▸ **TASK OBJECTIVE**
State only the count of lines in the listing below that hold "รวมภาษ".

Stored records:
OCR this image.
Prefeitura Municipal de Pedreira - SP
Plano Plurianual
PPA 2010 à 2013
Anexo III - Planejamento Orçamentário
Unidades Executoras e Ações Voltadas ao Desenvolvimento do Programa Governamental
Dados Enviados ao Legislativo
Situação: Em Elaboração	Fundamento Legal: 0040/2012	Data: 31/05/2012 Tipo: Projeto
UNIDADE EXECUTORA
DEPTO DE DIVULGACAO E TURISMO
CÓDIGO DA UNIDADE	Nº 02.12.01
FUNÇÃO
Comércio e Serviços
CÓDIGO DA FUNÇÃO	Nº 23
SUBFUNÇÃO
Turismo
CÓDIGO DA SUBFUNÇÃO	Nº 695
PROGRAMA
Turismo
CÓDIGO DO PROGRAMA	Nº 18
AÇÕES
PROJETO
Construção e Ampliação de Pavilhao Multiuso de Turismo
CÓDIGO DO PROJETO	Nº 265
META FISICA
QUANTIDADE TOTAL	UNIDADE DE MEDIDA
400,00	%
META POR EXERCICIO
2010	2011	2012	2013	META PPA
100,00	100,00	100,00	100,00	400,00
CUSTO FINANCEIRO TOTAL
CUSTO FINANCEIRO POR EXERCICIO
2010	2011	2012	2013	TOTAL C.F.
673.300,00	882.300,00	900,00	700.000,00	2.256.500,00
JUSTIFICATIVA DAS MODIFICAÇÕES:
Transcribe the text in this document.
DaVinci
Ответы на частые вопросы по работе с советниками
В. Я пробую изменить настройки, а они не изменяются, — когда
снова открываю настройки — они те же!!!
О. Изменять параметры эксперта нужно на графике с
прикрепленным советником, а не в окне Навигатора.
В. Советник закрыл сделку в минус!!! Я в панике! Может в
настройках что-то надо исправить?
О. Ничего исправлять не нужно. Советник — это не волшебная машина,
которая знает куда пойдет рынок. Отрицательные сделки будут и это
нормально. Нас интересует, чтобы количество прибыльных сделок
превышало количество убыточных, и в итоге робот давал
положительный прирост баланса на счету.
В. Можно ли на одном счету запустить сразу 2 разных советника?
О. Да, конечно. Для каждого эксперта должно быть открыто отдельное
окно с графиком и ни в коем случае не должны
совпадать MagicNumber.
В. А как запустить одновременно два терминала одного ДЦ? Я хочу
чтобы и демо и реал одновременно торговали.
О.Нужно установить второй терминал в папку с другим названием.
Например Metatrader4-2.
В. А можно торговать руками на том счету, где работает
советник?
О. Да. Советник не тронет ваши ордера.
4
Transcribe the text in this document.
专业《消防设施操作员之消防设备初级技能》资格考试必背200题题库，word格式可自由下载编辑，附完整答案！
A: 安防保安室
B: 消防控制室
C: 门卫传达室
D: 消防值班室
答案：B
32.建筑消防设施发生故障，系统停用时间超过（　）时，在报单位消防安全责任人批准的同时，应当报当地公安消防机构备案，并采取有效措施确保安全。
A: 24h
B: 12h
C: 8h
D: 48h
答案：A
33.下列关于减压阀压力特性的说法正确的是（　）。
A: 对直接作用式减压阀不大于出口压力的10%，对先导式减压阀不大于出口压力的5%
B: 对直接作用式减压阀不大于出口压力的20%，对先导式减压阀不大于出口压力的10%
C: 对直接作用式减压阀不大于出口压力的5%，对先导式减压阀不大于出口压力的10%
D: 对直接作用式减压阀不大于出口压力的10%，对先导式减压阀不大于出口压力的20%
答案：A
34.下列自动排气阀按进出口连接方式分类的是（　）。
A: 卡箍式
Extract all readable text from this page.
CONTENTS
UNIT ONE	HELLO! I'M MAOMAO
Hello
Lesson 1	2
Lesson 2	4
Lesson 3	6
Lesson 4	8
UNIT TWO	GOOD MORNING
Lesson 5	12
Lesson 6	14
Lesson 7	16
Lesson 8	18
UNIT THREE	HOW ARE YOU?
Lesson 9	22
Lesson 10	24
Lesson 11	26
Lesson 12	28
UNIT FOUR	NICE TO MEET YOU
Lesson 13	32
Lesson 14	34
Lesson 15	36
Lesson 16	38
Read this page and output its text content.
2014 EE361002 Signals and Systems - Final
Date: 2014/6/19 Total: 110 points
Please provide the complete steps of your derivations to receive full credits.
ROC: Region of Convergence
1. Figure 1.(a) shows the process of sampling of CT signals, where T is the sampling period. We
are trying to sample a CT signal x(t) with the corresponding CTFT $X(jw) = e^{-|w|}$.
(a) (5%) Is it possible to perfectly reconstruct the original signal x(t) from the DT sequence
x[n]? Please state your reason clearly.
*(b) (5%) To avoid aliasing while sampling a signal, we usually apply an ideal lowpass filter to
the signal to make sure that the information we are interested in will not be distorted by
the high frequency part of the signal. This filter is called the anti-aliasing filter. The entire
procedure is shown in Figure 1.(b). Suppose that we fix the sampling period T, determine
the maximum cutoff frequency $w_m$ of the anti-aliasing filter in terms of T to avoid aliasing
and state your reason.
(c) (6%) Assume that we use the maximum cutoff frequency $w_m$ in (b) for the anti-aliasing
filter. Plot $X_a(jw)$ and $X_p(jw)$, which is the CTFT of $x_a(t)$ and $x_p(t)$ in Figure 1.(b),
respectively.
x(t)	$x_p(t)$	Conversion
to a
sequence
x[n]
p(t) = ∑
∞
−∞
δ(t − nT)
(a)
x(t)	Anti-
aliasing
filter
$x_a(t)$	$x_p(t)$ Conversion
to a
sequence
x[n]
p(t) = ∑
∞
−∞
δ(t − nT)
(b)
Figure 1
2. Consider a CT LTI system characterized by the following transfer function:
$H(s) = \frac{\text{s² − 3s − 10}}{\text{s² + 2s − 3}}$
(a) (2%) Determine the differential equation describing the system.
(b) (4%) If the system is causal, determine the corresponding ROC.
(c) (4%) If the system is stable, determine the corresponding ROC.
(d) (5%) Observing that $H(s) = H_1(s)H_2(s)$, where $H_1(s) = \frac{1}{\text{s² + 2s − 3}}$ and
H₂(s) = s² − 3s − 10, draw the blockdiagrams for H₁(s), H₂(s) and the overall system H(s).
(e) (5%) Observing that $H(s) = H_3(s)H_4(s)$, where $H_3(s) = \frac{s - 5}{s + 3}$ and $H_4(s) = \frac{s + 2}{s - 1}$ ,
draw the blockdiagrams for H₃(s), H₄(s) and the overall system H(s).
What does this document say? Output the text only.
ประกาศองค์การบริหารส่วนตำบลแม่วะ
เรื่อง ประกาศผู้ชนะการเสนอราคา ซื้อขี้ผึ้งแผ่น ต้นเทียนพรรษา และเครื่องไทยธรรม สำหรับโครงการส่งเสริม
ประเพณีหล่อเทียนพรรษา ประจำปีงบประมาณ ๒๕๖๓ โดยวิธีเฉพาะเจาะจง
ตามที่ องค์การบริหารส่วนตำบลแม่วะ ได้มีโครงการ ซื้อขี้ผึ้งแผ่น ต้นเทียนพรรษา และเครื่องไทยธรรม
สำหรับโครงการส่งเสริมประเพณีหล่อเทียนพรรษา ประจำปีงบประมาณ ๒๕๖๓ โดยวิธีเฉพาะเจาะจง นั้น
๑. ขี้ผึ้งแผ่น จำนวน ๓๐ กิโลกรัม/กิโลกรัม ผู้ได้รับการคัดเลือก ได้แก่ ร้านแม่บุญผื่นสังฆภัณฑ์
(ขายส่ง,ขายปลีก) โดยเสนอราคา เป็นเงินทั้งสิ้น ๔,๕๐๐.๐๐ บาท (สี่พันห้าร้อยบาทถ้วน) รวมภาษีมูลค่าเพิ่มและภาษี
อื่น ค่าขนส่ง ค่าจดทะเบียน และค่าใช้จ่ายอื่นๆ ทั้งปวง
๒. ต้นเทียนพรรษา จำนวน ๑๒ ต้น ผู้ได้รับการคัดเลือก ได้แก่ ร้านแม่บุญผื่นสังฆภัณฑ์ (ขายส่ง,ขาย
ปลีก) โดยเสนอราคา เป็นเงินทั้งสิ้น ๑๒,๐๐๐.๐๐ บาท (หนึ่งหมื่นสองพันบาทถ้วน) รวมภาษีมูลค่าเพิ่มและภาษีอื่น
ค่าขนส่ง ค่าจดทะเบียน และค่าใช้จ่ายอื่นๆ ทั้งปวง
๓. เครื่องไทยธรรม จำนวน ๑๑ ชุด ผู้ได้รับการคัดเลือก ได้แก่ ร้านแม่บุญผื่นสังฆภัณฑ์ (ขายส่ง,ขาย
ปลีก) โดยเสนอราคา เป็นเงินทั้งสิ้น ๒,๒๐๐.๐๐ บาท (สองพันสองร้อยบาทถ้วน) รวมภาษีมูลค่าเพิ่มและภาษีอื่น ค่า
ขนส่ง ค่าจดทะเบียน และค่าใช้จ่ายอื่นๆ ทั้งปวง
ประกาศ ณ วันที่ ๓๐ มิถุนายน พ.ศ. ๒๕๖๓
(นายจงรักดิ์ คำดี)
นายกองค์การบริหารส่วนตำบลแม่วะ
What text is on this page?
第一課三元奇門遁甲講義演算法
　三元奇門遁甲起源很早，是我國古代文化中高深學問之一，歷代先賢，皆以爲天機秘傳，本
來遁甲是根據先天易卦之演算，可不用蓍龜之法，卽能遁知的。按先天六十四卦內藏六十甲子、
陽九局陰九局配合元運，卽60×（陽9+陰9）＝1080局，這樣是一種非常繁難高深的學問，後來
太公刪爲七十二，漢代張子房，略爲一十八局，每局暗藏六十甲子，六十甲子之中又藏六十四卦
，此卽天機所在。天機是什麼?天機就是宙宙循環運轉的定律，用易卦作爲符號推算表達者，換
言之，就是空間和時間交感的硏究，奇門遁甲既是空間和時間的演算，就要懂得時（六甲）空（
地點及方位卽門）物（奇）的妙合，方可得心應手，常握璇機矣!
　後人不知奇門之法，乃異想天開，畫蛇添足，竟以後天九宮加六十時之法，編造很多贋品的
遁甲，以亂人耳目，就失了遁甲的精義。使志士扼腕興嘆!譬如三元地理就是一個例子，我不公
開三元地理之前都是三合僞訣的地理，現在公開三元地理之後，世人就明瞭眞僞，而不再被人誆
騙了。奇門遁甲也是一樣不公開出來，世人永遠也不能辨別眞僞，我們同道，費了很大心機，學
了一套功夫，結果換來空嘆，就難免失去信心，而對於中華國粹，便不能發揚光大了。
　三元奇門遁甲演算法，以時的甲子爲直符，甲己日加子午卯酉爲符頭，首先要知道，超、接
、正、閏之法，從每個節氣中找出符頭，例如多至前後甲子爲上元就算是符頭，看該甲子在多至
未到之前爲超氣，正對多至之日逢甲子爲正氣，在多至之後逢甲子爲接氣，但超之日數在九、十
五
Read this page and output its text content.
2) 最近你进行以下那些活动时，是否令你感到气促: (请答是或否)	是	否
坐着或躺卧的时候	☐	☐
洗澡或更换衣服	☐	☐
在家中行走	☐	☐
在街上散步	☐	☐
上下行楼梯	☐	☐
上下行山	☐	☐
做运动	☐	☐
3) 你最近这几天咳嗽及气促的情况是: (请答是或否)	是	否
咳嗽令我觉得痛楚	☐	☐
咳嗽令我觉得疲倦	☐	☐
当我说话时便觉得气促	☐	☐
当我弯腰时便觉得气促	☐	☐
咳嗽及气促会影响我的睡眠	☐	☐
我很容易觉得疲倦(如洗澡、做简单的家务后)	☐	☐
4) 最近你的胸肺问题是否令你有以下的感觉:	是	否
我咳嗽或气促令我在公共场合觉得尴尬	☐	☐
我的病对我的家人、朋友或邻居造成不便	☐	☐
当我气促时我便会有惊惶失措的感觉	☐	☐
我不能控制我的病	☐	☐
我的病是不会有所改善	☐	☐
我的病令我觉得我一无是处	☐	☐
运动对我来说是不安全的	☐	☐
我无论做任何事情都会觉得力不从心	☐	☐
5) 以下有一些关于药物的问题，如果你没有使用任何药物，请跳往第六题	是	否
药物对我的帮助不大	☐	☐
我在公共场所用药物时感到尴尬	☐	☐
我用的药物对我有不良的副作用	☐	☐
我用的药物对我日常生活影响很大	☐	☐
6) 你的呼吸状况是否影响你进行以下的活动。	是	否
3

▸ **REPLY**
3